What you should do
The records that follow must be reproduced in full, exactly as written.

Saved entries
** Start **
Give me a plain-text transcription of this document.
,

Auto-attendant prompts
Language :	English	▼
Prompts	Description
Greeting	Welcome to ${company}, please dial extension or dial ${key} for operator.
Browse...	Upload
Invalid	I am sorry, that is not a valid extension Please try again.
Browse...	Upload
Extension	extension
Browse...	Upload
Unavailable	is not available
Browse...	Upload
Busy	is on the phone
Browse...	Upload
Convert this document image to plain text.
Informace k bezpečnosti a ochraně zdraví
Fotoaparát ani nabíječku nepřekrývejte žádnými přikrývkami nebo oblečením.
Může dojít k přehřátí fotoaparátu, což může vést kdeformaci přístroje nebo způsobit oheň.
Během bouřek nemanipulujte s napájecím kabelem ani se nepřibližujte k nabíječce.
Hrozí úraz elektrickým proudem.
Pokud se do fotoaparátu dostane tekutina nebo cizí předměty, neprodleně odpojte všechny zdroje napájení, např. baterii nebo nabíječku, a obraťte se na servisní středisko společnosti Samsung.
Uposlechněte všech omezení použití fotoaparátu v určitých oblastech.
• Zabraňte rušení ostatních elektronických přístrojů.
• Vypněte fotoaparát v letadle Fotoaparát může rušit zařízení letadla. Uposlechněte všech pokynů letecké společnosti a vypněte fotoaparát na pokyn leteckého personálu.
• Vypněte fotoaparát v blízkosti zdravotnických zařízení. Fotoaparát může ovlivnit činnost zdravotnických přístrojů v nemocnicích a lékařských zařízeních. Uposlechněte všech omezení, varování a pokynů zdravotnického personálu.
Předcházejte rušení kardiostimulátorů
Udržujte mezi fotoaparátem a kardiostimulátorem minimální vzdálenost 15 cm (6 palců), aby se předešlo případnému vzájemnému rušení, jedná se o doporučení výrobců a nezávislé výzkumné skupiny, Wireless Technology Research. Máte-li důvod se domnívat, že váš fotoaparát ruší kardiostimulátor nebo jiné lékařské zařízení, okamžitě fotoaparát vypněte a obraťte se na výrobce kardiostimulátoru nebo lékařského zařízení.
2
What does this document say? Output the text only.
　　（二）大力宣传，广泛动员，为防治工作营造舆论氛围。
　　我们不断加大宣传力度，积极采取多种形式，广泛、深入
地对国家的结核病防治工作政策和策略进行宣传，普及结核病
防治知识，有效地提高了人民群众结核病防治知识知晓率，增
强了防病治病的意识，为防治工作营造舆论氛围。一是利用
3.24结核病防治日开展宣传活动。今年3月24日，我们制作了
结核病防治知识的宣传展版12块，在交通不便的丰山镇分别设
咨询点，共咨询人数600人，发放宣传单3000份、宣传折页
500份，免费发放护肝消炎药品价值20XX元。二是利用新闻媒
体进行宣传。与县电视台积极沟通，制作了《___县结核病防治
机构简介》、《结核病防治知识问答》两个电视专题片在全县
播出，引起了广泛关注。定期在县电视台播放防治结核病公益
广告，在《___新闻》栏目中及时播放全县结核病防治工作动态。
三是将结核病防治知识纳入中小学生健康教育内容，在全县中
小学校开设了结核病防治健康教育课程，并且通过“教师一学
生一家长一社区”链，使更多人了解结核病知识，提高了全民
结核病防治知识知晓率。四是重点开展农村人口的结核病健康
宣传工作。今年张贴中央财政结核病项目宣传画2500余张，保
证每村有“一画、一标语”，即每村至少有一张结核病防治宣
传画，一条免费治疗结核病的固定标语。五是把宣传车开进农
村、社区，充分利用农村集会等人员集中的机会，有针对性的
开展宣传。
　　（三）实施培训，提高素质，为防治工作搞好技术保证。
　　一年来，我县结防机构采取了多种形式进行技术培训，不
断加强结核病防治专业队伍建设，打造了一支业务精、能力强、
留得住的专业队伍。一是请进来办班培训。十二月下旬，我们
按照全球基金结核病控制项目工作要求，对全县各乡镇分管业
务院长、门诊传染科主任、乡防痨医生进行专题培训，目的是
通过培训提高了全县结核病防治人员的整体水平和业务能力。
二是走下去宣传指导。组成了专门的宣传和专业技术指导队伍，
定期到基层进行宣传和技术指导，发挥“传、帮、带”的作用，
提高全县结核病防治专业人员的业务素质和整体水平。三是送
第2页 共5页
** End **
Exercise solution
Give me a plain-text transcription of this document.
,

Auto-attendant prompts
Language :	English	▼
Prompts	Description
Greeting	Welcome to ${company}, please dial extension or dial ${key} for operator.
Browse...	Upload
Invalid	I am sorry, that is not a valid extension Please try again.
Browse...	Upload
Extension	extension
Browse...	Upload
Unavailable	is not available
Browse...	Upload
Busy	is on the phone
Browse...	Upload
Convert this document image to plain text.
Informace k bezpečnosti a ochraně zdraví
Fotoaparát ani nabíječku nepřekrývejte žádnými přikrývkami nebo oblečením.
Může dojít k přehřátí fotoaparátu, což může vést kdeformaci přístroje nebo způsobit oheň.
Během bouřek nemanipulujte s napájecím kabelem ani se nepřibližujte k nabíječce.
Hrozí úraz elektrickým proudem.
Pokud se do fotoaparátu dostane tekutina nebo cizí předměty, neprodleně odpojte všechny zdroje napájení, např. baterii nebo nabíječku, a obraťte se na servisní středisko společnosti Samsung.
Uposlechněte všech omezení použití fotoaparátu v určitých oblastech.
• Zabraňte rušení ostatních elektronických přístrojů.
• Vypněte fotoaparát v letadle Fotoaparát může rušit zařízení letadla. Uposlechněte všech pokynů letecké společnosti a vypněte fotoaparát na pokyn leteckého personálu.
• Vypněte fotoaparát v blízkosti zdravotnických zařízení. Fotoaparát může ovlivnit činnost zdravotnických přístrojů v nemocnicích a lékařských zařízeních. Uposlechněte všech omezení, varování a pokynů zdravotnického personálu.
Předcházejte rušení kardiostimulátorů
Udržujte mezi fotoaparátem a kardiostimulátorem minimální vzdálenost 15 cm (6 palců), aby se předešlo případnému vzájemnému rušení, jedná se o doporučení výrobců a nezávislé výzkumné skupiny, Wireless Technology Research. Máte-li důvod se domnívat, že váš fotoaparát ruší kardiostimulátor nebo jiné lékařské zařízení, okamžitě fotoaparát vypněte a obraťte se na výrobce kardiostimulátoru nebo lékařského zařízení.
2
What does this document say? Output the text only.
　　（二）大力宣传，广泛动员，为防治工作营造舆论氛围。
　　我们不断加大宣传力度，积极采取多种形式，广泛、深入
地对国家的结核病防治工作政策和策略进行宣传，普及结核病
防治知识，有效地提高了人民群众结核病防治知识知晓率，增
强了防病治病的意识，为防治工作营造舆论氛围。一是利用
3.24结核病防治日开展宣传活动。今年3月24日，我们制作了
结核病防治知识的宣传展版12块，在交通不便的丰山镇分别设
咨询点，共咨询人数600人，发放宣传单3000份、宣传折页
500份，免费发放护肝消炎药品价值20XX元。二是利用新闻媒
体进行宣传。与县电视台积极沟通，制作了《___县结核病防治
机构简介》、《结核病防治知识问答》两个电视专题片在全县
播出，引起了广泛关注。定期在县电视台播放防治结核病公益
广告，在《___新闻》栏目中及时播放全县结核病防治工作动态。
三是将结核病防治知识纳入中小学生健康教育内容，在全县中
小学校开设了结核病防治健康教育课程，并且通过“教师一学
生一家长一社区”链，使更多人了解结核病知识，提高了全民
结核病防治知识知晓率。四是重点开展农村人口的结核病健康
宣传工作。今年张贴中央财政结核病项目宣传画2500余张，保
证每村有“一画、一标语”，即每村至少有一张结核病防治宣
传画，一条免费治疗结核病的固定标语。五是把宣传车开进农
村、社区，充分利用农村集会等人员集中的机会，有针对性的
开展宣传。
　　（三）实施培训，提高素质，为防治工作搞好技术保证。
　　一年来，我县结防机构采取了多种形式进行技术培训，不
断加强结核病防治专业队伍建设，打造了一支业务精、能力强、
留得住的专业队伍。一是请进来办班培训。十二月下旬，我们
按照全球基金结核病控制项目工作要求，对全县各乡镇分管业
务院长、门诊传染科主任、乡防痨医生进行专题培训，目的是
通过培训提高了全县结核病防治人员的整体水平和业务能力。
二是走下去宣传指导。组成了专门的宣传和专业技术指导队伍，
定期到基层进行宣传和技术指导，发挥“传、帮、带”的作用，
提高全县结核病防治专业人员的业务素质和整体水平。三是送
第2页 共5页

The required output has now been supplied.